── Source material
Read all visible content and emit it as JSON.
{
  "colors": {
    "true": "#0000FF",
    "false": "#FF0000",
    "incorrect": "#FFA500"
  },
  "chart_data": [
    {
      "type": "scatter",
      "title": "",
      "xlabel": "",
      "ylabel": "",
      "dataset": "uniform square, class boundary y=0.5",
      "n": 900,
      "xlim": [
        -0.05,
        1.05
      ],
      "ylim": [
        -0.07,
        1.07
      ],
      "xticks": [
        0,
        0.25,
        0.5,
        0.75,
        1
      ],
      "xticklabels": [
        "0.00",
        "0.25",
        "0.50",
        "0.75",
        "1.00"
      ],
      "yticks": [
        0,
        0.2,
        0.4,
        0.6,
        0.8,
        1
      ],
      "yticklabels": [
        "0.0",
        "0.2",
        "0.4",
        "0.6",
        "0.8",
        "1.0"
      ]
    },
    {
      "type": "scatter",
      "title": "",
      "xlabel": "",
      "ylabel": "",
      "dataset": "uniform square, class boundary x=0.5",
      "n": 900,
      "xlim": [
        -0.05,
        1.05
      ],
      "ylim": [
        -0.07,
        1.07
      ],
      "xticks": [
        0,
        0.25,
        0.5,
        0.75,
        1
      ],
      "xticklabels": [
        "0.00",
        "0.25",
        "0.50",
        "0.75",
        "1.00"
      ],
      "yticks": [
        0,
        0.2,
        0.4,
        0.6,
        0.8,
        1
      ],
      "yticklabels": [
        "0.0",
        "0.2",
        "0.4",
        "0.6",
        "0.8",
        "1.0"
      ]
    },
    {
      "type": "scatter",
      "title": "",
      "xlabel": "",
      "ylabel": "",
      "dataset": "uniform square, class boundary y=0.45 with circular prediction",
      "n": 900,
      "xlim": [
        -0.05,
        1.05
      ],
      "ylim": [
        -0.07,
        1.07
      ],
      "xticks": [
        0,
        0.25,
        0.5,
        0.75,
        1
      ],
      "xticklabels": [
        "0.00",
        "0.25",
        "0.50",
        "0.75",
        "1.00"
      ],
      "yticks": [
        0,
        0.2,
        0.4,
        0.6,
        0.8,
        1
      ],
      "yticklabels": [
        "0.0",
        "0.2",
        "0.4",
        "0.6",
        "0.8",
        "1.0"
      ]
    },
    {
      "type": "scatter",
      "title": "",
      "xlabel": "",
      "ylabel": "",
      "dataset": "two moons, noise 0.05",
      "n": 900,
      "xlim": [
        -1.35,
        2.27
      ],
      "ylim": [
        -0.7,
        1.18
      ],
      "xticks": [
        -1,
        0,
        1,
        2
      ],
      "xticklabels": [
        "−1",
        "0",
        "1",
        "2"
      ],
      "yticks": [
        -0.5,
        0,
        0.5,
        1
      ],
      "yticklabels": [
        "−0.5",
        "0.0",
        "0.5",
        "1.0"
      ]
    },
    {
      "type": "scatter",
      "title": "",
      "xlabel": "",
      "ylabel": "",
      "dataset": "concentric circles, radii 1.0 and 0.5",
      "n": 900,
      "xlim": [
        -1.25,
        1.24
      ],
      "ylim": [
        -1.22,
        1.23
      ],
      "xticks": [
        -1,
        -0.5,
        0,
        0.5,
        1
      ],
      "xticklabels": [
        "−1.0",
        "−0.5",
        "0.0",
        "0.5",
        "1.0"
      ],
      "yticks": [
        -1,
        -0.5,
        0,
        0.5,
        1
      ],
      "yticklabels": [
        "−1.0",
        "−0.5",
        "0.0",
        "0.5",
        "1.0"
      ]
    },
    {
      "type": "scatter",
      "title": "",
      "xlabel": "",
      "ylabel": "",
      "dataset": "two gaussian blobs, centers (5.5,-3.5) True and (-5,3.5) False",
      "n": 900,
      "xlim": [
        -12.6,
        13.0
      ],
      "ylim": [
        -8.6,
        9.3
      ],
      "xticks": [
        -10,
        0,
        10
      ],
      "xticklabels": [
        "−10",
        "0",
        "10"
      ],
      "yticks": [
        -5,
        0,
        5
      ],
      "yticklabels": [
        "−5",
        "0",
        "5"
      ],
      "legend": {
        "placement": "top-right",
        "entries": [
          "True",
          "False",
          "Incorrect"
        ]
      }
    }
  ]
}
────
■ **Your goal**:
Transcribe all entries exactly as they are given.

■ **Task response**:
Read all visible content and emit it as JSON.
{
  "colors": {
    "true": "#0000FF",
    "false": "#FF0000",
    "incorrect": "#FFA500"
  },
  "chart_data": [
    {
      "type": "scatter",
      "title": "",
      "xlabel": "",
      "ylabel": "",
      "dataset": "uniform square, class boundary y=0.5",
      "n": 900,
      "xlim": [
        -0.05,
        1.05
      ],
      "ylim": [
        -0.07,
        1.07
      ],
      "xticks": [
        0,
        0.25,
        0.5,
        0.75,
        1
      ],
      "xticklabels": [
        "0.00",
        "0.25",
        "0.50",
        "0.75",
        "1.00"
      ],
      "yticks": [
        0,
        0.2,
        0.4,
        0.6,
        0.8,
        1
      ],
      "yticklabels": [
        "0.0",
        "0.2",
        "0.4",
        "0.6",
        "0.8",
        "1.0"
      ]
    },
    {
      "type": "scatter",
      "title": "",
      "xlabel": "",
      "ylabel": "",
      "dataset": "uniform square, class boundary x=0.5",
      "n": 900,
      "xlim": [
        -0.05,
        1.05
      ],
      "ylim": [
        -0.07,
        1.07
      ],
      "xticks": [
        0,
        0.25,
        0.5,
        0.75,
        1
      ],
      "xticklabels": [
        "0.00",
        "0.25",
        "0.50",
        "0.75",
        "1.00"
      ],
      "yticks": [
        0,
        0.2,
        0.4,
        0.6,
        0.8,
        1
      ],
      "yticklabels": [
        "0.0",
        "0.2",
        "0.4",
        "0.6",
        "0.8",
        "1.0"
      ]
    },
    {
      "type": "scatter",
      "title": "",
      "xlabel": "",
      "ylabel": "",
      "dataset": "uniform square, class boundary y=0.45 with circular prediction",
      "n": 900,
      "xlim": [
        -0.05,
        1.05
      ],
      "ylim": [
        -0.07,
        1.07
      ],
      "xticks": [
        0,
        0.25,
        0.5,
        0.75,
        1
      ],
      "xticklabels": [
        "0.00",
        "0.25",
        "0.50",
        "0.75",
        "1.00"
      ],
      "yticks": [
        0,
        0.2,
        0.4,
        0.6,
        0.8,
        1
      ],
      "yticklabels": [
        "0.0",
        "0.2",
        "0.4",
        "0.6",
        "0.8",
        "1.0"
      ]
    },
    {
      "type": "scatter",
      "title": "",
      "xlabel": "",
      "ylabel": "",
      "dataset": "two moons, noise 0.05",
      "n": 900,
      "xlim": [
        -1.35,
        2.27
      ],
      "ylim": [
        -0.7,
        1.18
      ],
      "xticks": [
        -1,
        0,
        1,
        2
      ],
      "xticklabels": [
        "−1",
        "0",
        "1",
        "2"
      ],
      "yticks": [
        -0.5,
        0,
        0.5,
        1
      ],
      "yticklabels": [
        "−0.5",
        "0.0",
        "0.5",
        "1.0"
      ]
    },
    {
      "type": "scatter",
      "title": "",
      "xlabel": "",
      "ylabel": "",
      "dataset": "concentric circles, radii 1.0 and 0.5",
      "n": 900,
      "xlim": [
        -1.25,
        1.24
      ],
      "ylim": [
        -1.22,
        1.23
      ],
      "xticks": [
        -1,
        -0.5,
        0,
        0.5,
        1
      ],
      "xticklabels": [
        "−1.0",
        "−0.5",
        "0.0",
        "0.5",
        "1.0"
      ],
      "yticks": [
        -1,
        -0.5,
        0,
        0.5,
        1
      ],
      "yticklabels": [
        "−1.0",
        "−0.5",
        "0.0",
        "0.5",
        "1.0"
      ]
    },
    {
      "type": "scatter",
      "title": "",
      "xlabel": "",
      "ylabel": "",
      "dataset": "two gaussian blobs, centers (5.5,-3.5) True and (-5,3.5) False",
      "n": 900,
      "xlim": [
        -12.6,
        13.0
      ],
      "ylim": [
        -8.6,
        9.3
      ],
      "xticks": [
        -10,
        0,
        10
      ],
      "xticklabels": [
        "−10",
        "0",
        "10"
      ],
      "yticks": [
        -5,
        0,
        5
      ],
      "yticklabels": [
        "−5",
        "0",
        "5"
      ],
      "legend": {
        "placement": "top-right",
        "entries": [
          "True",
          "False",
          "Incorrect"
        ]
      }
    }
  ]
}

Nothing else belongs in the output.